= Required work =
(a) Print everything in the Super 8 review from "Super 8 is the" down to "reminiscent of E.T.", keeping the wording unchanged.
(b) Proceed with the Super 8 review, picking up right after its final sentence.
───── Extract to read
Super 8 is the best Steven Spielberg movie to come along in years.
And it isn’t even a Spielberg film.
Spielberg’s name is on the project as executive producer, just as George Lucas’s name is on Spielberg’s Indiana Jones movies as producer. But Super 8 was written and directed by J.J. Abrams, who is better known for his work as a producer of “Lost,” “Alias,” and a variety of other television shows. Nevertheless, it is the most Spielbergian film to come along in many years, a veritable homage to the master of blockbuster films inhabited by pre-adolescent protagonists. Among the Spielberg effects that Abrams incorporates in this science-fiction coming-of-age thriller are the trademark bicycles spinning into getaway mode, the classic suburban settings, the snappy potty-mouthed dialogue among kids, and the Orwellian military bad guys, reminiscent of E.T.
──────────
───── Data shown
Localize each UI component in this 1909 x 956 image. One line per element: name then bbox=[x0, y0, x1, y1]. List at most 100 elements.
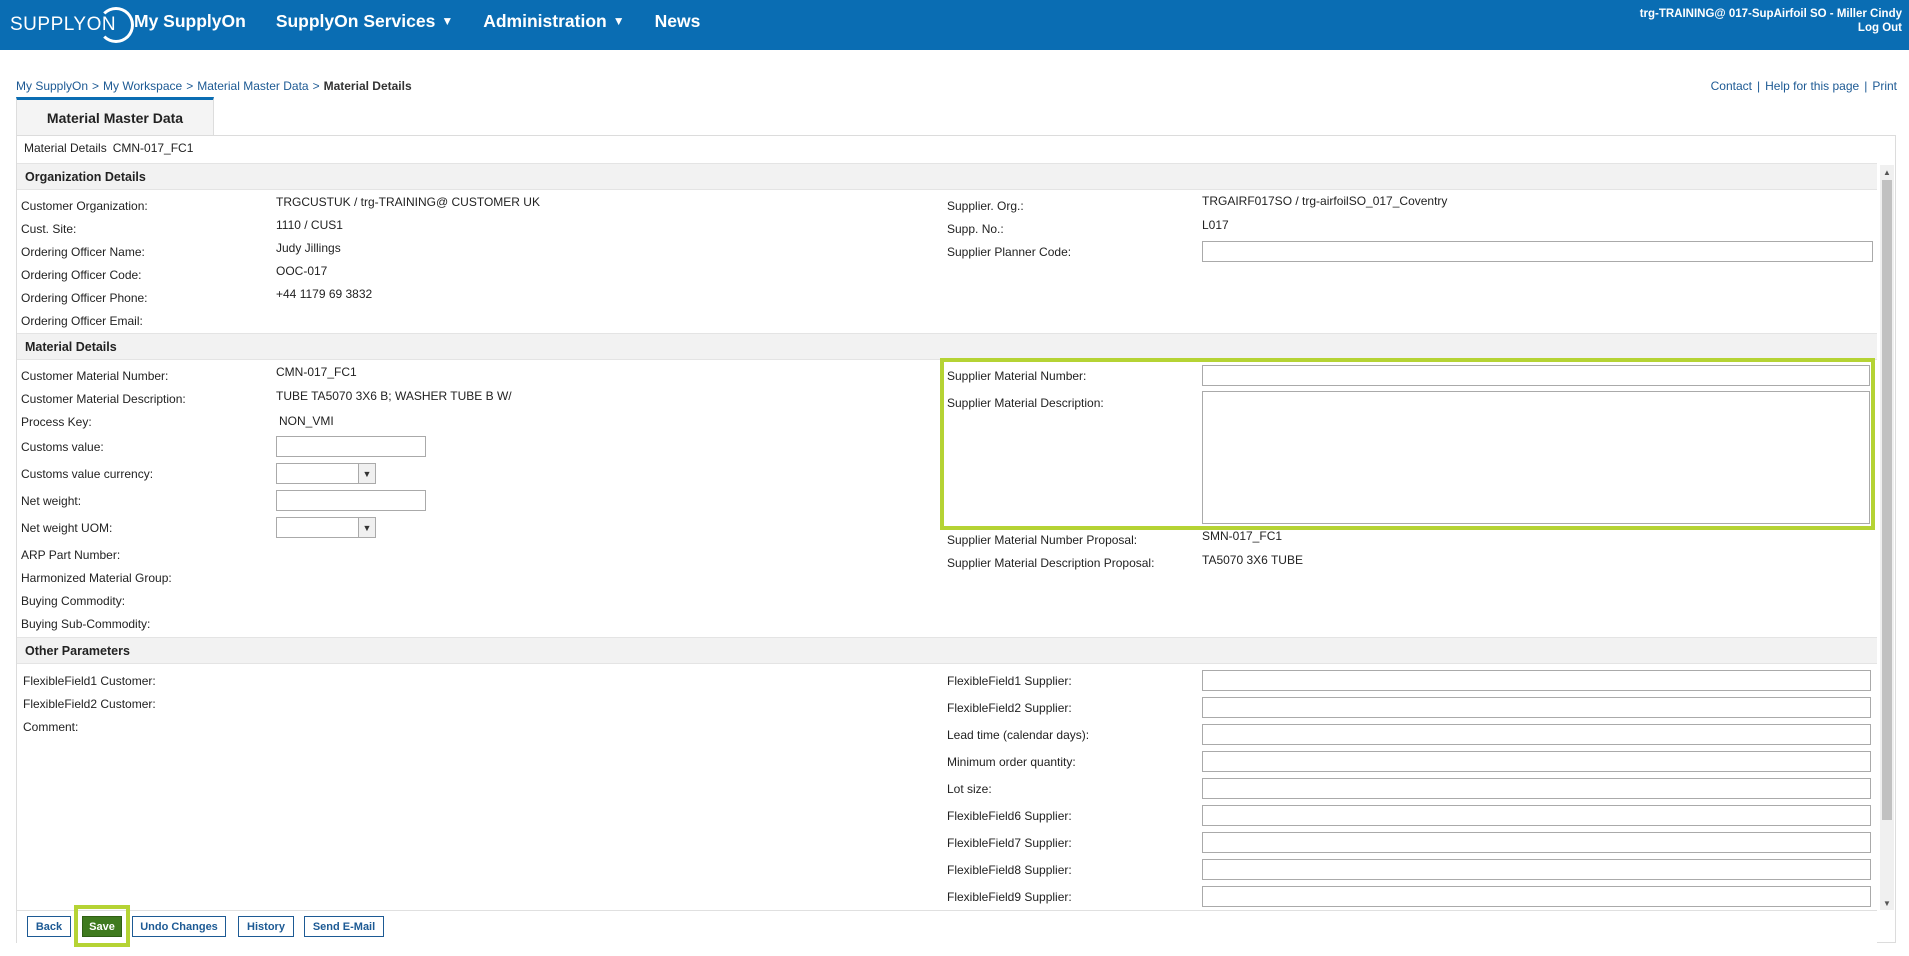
top-links: Contact | Help for this page | Print bbox=[1711, 79, 1897, 93]
label-ordering-officer-email: Ordering Officer Email: bbox=[21, 314, 143, 328]
label-supplier-org: Supplier. Org.: bbox=[947, 199, 1024, 213]
label-buying-commodity: Buying Commodity: bbox=[21, 594, 126, 608]
value-ordering-officer-code: OOC-017 bbox=[276, 264, 328, 278]
link-divider: | bbox=[1864, 79, 1868, 93]
label-customs-value: Customs value: bbox=[21, 440, 104, 454]
back-button[interactable]: Back bbox=[27, 916, 71, 937]
label-customs-value-currency: Customs value currency: bbox=[21, 467, 154, 481]
flexiblefield9-supplier-input[interactable] bbox=[1202, 886, 1871, 907]
label-net-weight: Net weight: bbox=[21, 494, 82, 508]
flexiblefield7-supplier-input[interactable] bbox=[1202, 832, 1871, 853]
flexiblefield2-supplier-input[interactable] bbox=[1202, 697, 1871, 718]
section-other-parameters: Other Parameters bbox=[17, 637, 1877, 664]
breadcrumb-my-workspace[interactable]: My Workspace bbox=[103, 79, 182, 93]
value-ordering-officer-phone: +44 1179 69 3832 bbox=[276, 287, 373, 301]
flexiblefield1-supplier-input[interactable] bbox=[1202, 670, 1871, 691]
label-supplier-material-number-proposal: Supplier Material Number Proposal: bbox=[947, 533, 1138, 547]
link-divider: | bbox=[1757, 79, 1761, 93]
label-ordering-officer-name: Ordering Officer Name: bbox=[21, 245, 145, 259]
nav-my-supplyon[interactable]: My SupplyOn bbox=[134, 11, 246, 32]
label-comment: Comment: bbox=[23, 720, 79, 734]
scroll-down-icon[interactable]: ▼ bbox=[1880, 896, 1894, 910]
material-header: Material Details CMN-017_FC1 bbox=[24, 141, 193, 155]
supplier-planner-code-input[interactable] bbox=[1202, 241, 1873, 262]
breadcrumb-separator: > bbox=[312, 79, 320, 93]
nav-supplyon-services[interactable]: SupplyOn Services ▼ bbox=[276, 11, 453, 32]
label-customer-organization: Customer Organization: bbox=[21, 199, 148, 213]
label-flexiblefield8-supplier: FlexibleField8 Supplier: bbox=[947, 863, 1072, 877]
value-supplier-material-number-proposal: SMN-017_FC1 bbox=[1202, 529, 1283, 543]
tab-material-master-data[interactable]: Material Master Data bbox=[16, 97, 214, 135]
breadcrumb: My SupplyOn > My Workspace > Material Master… bbox=[16, 79, 412, 93]
label-net-weight-uom: Net weight UOM: bbox=[21, 521, 113, 535]
nav-news[interactable]: News bbox=[655, 11, 701, 32]
user-name: trg-TRAINING@ 017-SupAirfoil SO - Miller… bbox=[1639, 8, 1902, 20]
label-arp-part-number: ARP Part Number: bbox=[21, 548, 121, 562]
label-customer-material-description: Customer Material Description: bbox=[21, 392, 186, 406]
label-process-key: Process Key: bbox=[21, 415, 92, 429]
label-flexiblefield9-supplier: FlexibleField9 Supplier: bbox=[947, 890, 1072, 904]
top-navigation-bar: SUPPLYON My SupplyOn SupplyOn Services ▼ … bbox=[0, 0, 1909, 50]
logo-ring-icon bbox=[98, 7, 135, 43]
contact-link[interactable]: Contact bbox=[1711, 79, 1752, 93]
logout-link[interactable]: Log Out bbox=[1640, 21, 1902, 35]
nav-administration[interactable]: Administration ▼ bbox=[483, 11, 624, 32]
label-buying-sub-commodity: Buying Sub-Commodity: bbox=[21, 617, 151, 631]
lead-time-input[interactable] bbox=[1202, 724, 1871, 745]
label-flexiblefield7-supplier: FlexibleField7 Supplier: bbox=[947, 836, 1072, 850]
value-supplier-material-description-proposal: TA5070 3X6 TUBE bbox=[1202, 553, 1303, 567]
highlight-supplier-material-fields bbox=[940, 358, 1875, 530]
label-supplier-material-description-proposal: Supplier Material Description Proposal: bbox=[947, 556, 1155, 570]
chevron-down-icon: ▼ bbox=[358, 464, 375, 483]
nav-label: My SupplyOn bbox=[134, 10, 246, 31]
breadcrumb-my-supplyon[interactable]: My SupplyOn bbox=[16, 79, 88, 93]
label-ordering-officer-phone: Ordering Officer Phone: bbox=[21, 291, 148, 305]
material-header-value: CMN-017_FC1 bbox=[112, 141, 194, 155]
scrollbar-thumb[interactable] bbox=[1882, 180, 1892, 820]
undo-changes-button[interactable]: Undo Changes bbox=[132, 916, 226, 937]
print-link[interactable]: Print bbox=[1872, 79, 1897, 93]
button-bar bbox=[17, 910, 1877, 943]
label-lead-time: Lead time (calendar days): bbox=[947, 728, 1090, 742]
supplyon-logo[interactable]: SUPPLYON bbox=[10, 7, 135, 43]
breadcrumb-separator: > bbox=[186, 79, 194, 93]
scroll-up-icon[interactable]: ▲ bbox=[1880, 165, 1894, 179]
label-flexiblefield1-customer: FlexibleField1 Customer: bbox=[23, 674, 156, 688]
customs-value-input[interactable] bbox=[276, 436, 426, 457]
vertical-scrollbar[interactable]: ▲ ▼ bbox=[1880, 165, 1894, 910]
save-button[interactable]: Save bbox=[82, 916, 122, 937]
net-weight-input[interactable] bbox=[276, 490, 426, 511]
main-nav: My SupplyOn SupplyOn Services ▼ Administr… bbox=[134, 0, 730, 42]
nav-label: News bbox=[654, 10, 701, 31]
label-customer-material-number: Customer Material Number: bbox=[21, 369, 169, 383]
send-email-button[interactable]: Send E-Mail bbox=[304, 916, 384, 937]
value-customer-organization: TRGCUSTUK / trg-TRAINING@ CUSTOMER UK bbox=[276, 195, 540, 209]
label-cust-site: Cust. Site: bbox=[21, 222, 77, 236]
chevron-down-icon: ▼ bbox=[358, 518, 375, 537]
label-flexiblefield1-supplier: FlexibleField1 Supplier: bbox=[947, 674, 1072, 688]
caret-down-icon: ▼ bbox=[441, 14, 454, 28]
help-link[interactable]: Help for this page bbox=[1765, 79, 1859, 93]
label-ordering-officer-code: Ordering Officer Code: bbox=[21, 268, 142, 282]
label-flexiblefield2-customer: FlexibleField2 Customer: bbox=[23, 697, 156, 711]
lot-size-input[interactable] bbox=[1202, 778, 1871, 799]
breadcrumb-material-master-data[interactable]: Material Master Data bbox=[197, 79, 308, 93]
breadcrumb-current: Material Details bbox=[323, 79, 412, 93]
history-button[interactable]: History bbox=[238, 916, 294, 937]
label-lot-size: Lot size: bbox=[947, 782, 992, 796]
flexiblefield6-supplier-input[interactable] bbox=[1202, 805, 1871, 826]
material-header-label: Material Details bbox=[24, 141, 107, 155]
label-flexiblefield2-supplier: FlexibleField2 Supplier: bbox=[947, 701, 1072, 715]
value-process-key: NON_VMI bbox=[279, 414, 334, 428]
label-supp-no: Supp. No.: bbox=[947, 222, 1004, 236]
net-weight-uom-select[interactable]: ▼ bbox=[276, 517, 376, 538]
label-harmonized-material-group: Harmonized Material Group: bbox=[21, 571, 172, 585]
value-cust-site: 1110 / CUS1 bbox=[276, 218, 343, 232]
label-supplier-planner-code: Supplier Planner Code: bbox=[947, 245, 1072, 259]
minimum-order-quantity-input[interactable] bbox=[1202, 751, 1871, 772]
value-customer-material-description: TUBE TA5070 3X6 B; WASHER TUBE B W/ bbox=[276, 389, 512, 403]
customs-value-currency-select[interactable]: ▼ bbox=[276, 463, 376, 484]
value-customer-material-number: CMN-017_FC1 bbox=[276, 365, 357, 379]
section-organization-details: Organization Details bbox=[17, 163, 1877, 190]
flexiblefield8-supplier-input[interactable] bbox=[1202, 859, 1871, 880]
──────────
= Responses per task =
(a)
Super 8 is the best Steven Spielberg movie to come along in years.
And it isn’t even a Spielberg film.
Spielberg’s name is on the project as executive producer, just as George Lucas’s name is on Spielberg’s Indiana Jones movies as producer. But Super 8 was written and directed by J.J. Abrams, who is better known for his work as a producer of “Lost,” “Alias,” and a variety of other television shows. Nevertheless, it is the most Spielbergian film to come along in many years, a veritable homage to the master of blockbuster films inhabited by pre-adolescent protagonists. Among the Spielberg effects that Abrams incorporates in this science-fiction coming-of-age thriller are the trademark bicycles spinning into getaway mode, the classic suburban settings, the snappy potty-mouthed dialogue among kids, and the Orwellian military bad guys, reminiscent of E.T.

(b)
Abrams creates the best kind of suspense, chilling us with the terror of what we don’t see, rather than grossing us out with what we do see–thus doing what Spielberg did so effectively in the first half of Jaws. We know something scary is out there, but it is always obscured by the likes of train cars, bushes, or gas station signs. Our hearts pound and our imaginations run wild as we endure long moments of eerie silence while the camera takes us down paths we would rather not tread. Fearing the unknown is always more terrifying than facing a concrete enemy.
Best of all, Abrams employs the particular kind of coming-of-age storyline for which Spielberg is known. Yes, there’s a monster out there, but the real monster is at home, in the form of an unnamed tension between parent and child that has to be resolved. In this story, the tension begins with a mother’s funeral. Her son Joe (Joel Courtney) is not allowed to associate with Alice (Elle Fanning) because Alice’s father (Ron Eldard), the town loser, was somehow involved in his mother’s death. Joe likes Alice– he likes her a lot!—and that creates tension between the two of them, as well as between Joe and his father (Kyle Chandler), who forbids Joe to see Alice. This iconic conflict between father and child, set against the backdrop of an unknown monstrous intruder, gives this film a satisfying heft.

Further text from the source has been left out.